▶ [REQUIREMENTS]: Reproduce verbatim every line from the one that includes "Give me a plain-text" to the closing line of the entries; omit everything before it.

▶ [RECORDS PROVIDED]:
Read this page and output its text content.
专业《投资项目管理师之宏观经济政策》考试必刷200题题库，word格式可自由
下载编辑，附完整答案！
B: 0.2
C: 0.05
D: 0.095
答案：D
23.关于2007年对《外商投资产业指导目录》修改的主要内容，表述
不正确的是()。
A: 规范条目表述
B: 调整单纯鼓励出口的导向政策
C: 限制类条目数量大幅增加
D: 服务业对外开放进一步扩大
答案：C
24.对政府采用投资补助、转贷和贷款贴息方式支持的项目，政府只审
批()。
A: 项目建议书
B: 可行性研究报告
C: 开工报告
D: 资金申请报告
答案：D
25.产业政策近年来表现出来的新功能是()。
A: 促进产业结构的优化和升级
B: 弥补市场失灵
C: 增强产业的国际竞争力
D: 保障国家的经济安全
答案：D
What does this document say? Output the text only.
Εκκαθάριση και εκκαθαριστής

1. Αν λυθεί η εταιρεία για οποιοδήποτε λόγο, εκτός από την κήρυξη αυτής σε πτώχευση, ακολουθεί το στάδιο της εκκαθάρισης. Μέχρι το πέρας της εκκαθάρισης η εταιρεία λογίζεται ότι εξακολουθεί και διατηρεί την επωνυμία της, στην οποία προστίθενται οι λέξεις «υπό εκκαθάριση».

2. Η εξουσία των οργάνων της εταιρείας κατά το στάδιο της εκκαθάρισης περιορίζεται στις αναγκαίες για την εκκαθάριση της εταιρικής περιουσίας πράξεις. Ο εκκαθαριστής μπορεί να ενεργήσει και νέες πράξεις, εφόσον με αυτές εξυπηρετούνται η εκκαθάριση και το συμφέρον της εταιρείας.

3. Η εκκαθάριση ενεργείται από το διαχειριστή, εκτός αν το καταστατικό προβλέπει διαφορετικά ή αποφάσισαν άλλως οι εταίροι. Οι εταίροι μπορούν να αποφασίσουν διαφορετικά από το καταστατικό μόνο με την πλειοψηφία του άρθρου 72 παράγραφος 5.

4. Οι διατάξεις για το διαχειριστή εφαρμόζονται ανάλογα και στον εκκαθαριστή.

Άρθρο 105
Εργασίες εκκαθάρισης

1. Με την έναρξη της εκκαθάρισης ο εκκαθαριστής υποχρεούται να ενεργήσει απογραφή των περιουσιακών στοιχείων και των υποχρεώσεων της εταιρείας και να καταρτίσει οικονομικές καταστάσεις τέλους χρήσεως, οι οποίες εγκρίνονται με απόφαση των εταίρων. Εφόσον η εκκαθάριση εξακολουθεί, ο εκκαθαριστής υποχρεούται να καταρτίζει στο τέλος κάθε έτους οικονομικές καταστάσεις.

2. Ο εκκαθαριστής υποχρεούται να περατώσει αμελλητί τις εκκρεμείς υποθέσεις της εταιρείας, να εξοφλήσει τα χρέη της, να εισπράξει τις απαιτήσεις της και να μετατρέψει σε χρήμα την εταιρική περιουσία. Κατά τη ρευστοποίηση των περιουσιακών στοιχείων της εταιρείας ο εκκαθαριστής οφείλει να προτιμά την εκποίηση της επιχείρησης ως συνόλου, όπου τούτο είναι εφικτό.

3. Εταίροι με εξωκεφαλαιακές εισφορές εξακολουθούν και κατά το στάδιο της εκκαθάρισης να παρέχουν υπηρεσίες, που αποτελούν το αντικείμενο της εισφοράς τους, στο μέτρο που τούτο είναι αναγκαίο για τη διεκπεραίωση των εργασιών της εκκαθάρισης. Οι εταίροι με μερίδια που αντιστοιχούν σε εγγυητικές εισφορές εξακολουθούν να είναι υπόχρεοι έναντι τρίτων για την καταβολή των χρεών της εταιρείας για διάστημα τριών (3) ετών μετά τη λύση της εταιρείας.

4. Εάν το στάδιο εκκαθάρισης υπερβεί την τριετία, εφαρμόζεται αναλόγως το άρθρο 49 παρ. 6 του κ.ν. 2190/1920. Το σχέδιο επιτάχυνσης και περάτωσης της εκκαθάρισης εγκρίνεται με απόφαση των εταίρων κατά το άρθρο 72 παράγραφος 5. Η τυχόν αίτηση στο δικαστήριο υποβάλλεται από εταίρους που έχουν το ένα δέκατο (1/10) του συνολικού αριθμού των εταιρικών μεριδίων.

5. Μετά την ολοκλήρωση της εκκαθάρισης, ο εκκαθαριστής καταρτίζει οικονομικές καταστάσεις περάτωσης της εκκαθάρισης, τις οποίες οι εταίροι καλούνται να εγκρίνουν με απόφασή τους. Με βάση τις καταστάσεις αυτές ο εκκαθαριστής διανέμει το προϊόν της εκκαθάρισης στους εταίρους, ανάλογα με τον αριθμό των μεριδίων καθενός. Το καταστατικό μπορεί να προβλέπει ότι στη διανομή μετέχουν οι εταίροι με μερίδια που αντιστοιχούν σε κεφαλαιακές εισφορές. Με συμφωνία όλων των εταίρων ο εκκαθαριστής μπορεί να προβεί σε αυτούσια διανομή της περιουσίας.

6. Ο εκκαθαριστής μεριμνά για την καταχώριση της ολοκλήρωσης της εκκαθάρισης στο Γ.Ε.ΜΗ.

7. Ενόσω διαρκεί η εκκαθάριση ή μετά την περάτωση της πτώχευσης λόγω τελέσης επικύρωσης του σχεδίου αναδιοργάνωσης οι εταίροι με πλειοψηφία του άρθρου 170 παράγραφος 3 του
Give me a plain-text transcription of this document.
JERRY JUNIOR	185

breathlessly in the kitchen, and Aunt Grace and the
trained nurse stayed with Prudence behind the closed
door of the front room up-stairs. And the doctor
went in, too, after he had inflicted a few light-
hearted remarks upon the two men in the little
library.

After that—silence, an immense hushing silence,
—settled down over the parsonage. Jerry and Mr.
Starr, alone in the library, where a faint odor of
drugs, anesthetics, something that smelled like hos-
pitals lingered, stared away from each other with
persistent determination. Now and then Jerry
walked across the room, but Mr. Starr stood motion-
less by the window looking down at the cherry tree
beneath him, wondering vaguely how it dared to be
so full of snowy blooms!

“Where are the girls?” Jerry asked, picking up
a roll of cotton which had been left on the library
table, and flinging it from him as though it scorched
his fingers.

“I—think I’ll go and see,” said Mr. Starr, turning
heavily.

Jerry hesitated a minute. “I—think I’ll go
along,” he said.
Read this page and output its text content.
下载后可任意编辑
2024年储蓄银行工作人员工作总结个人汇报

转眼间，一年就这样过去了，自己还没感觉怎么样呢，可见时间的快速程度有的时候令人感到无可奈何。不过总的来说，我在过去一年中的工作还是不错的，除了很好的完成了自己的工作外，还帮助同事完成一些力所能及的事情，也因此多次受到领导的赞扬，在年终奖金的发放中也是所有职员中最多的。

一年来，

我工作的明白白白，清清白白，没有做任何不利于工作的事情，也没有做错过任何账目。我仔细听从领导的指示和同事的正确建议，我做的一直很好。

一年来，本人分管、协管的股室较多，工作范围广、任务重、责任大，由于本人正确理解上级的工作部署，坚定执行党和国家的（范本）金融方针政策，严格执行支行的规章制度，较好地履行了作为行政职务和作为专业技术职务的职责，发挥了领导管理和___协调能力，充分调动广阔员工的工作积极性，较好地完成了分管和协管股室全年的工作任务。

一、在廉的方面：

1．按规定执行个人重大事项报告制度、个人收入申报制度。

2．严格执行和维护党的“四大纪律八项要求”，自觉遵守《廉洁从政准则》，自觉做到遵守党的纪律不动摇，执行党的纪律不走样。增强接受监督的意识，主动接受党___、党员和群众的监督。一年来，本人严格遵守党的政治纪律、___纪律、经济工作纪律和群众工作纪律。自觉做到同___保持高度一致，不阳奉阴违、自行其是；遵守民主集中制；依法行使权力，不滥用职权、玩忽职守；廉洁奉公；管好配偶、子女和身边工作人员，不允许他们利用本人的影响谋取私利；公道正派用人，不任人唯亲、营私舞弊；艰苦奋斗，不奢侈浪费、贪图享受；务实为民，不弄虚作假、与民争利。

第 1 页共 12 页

▶ [RESPONSE TO THIS TASK]:
Give me a plain-text transcription of this document.
JERRY JUNIOR	185

breathlessly in the kitchen, and Aunt Grace and the
trained nurse stayed with Prudence behind the closed
door of the front room up-stairs. And the doctor
went in, too, after he had inflicted a few light-
hearted remarks upon the two men in the little
library.

After that—silence, an immense hushing silence,
—settled down over the parsonage. Jerry and Mr.
Starr, alone in the library, where a faint odor of
drugs, anesthetics, something that smelled like hos-
pitals lingered, stared away from each other with
persistent determination. Now and then Jerry
walked across the room, but Mr. Starr stood motion-
less by the window looking down at the cherry tree
beneath him, wondering vaguely how it dared to be
so full of snowy blooms!

“Where are the girls?” Jerry asked, picking up
a roll of cotton which had been left on the library
table, and flinging it from him as though it scorched
his fingers.

“I—think I’ll go and see,” said Mr. Starr, turning
heavily.

Jerry hesitated a minute. “I—think I’ll go
along,” he said.
Read this page and output its text content.
下载后可任意编辑
2024年储蓄银行工作人员工作总结个人汇报

转眼间，一年就这样过去了，自己还没感觉怎么样呢，可见时间的快速程度有的时候令人感到无可奈何。不过总的来说，我在过去一年中的工作还是不错的，除了很好的完成了自己的工作外，还帮助同事完成一些力所能及的事情，也因此多次受到领导的赞扬，在年终奖金的发放中也是所有职员中最多的。

一年来，

我工作的明白白白，清清白白，没有做任何不利于工作的事情，也没有做错过任何账目。我仔细听从领导的指示和同事的正确建议，我做的一直很好。

一年来，本人分管、协管的股室较多，工作范围广、任务重、责任大，由于本人正确理解上级的工作部署，坚定执行党和国家的（范本）金融方针政策，严格执行支行的规章制度，较好地履行了作为行政职务和作为专业技术职务的职责，发挥了领导管理和___协调能力，充分调动广阔员工的工作积极性，较好地完成了分管和协管股室全年的工作任务。

一、在廉的方面：

1．按规定执行个人重大事项报告制度、个人收入申报制度。

2．严格执行和维护党的“四大纪律八项要求”，自觉遵守《廉洁从政准则》，自觉做到遵守党的纪律不动摇，执行党的纪律不走样。增强接受监督的意识，主动接受党___、党员和群众的监督。一年来，本人严格遵守党的政治纪律、___纪律、经济工作纪律和群众工作纪律。自觉做到同___保持高度一致，不阳奉阴违、自行其是；遵守民主集中制；依法行使权力，不滥用职权、玩忽职守；廉洁奉公；管好配偶、子女和身边工作人员，不允许他们利用本人的影响谋取私利；公道正派用人，不任人唯亲、营私舞弊；艰苦奋斗，不奢侈浪费、贪图享受；务实为民，不弄虚作假、与民争利。

第 1 页共 12 页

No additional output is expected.